Identify and copy all lines of the material where the string "text" is found.

====

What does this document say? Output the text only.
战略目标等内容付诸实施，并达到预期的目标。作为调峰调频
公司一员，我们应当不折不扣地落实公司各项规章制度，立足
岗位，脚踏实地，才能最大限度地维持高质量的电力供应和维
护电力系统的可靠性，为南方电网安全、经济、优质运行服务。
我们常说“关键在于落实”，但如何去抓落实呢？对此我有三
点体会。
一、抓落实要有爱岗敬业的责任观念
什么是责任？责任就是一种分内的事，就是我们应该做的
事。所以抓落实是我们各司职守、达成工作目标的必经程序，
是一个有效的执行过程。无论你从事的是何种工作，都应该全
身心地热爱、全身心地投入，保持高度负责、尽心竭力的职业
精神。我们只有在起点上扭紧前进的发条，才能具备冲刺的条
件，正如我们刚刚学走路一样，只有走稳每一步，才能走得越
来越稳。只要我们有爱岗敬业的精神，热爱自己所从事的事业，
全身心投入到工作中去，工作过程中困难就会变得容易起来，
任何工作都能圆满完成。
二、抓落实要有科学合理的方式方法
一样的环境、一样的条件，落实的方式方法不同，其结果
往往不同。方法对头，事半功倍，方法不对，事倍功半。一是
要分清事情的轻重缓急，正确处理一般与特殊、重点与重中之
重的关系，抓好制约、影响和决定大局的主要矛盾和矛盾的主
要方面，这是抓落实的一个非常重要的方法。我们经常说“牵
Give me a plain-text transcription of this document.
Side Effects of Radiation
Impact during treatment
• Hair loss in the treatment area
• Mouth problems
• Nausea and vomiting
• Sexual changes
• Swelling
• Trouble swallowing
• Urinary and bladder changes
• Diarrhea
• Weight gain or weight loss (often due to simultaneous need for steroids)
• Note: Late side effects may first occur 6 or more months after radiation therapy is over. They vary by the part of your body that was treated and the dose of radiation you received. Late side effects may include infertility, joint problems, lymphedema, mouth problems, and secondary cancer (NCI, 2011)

====

WORKED SOLUTION:
What does this document say? Output the text only.
Give me a plain-text transcription of this document.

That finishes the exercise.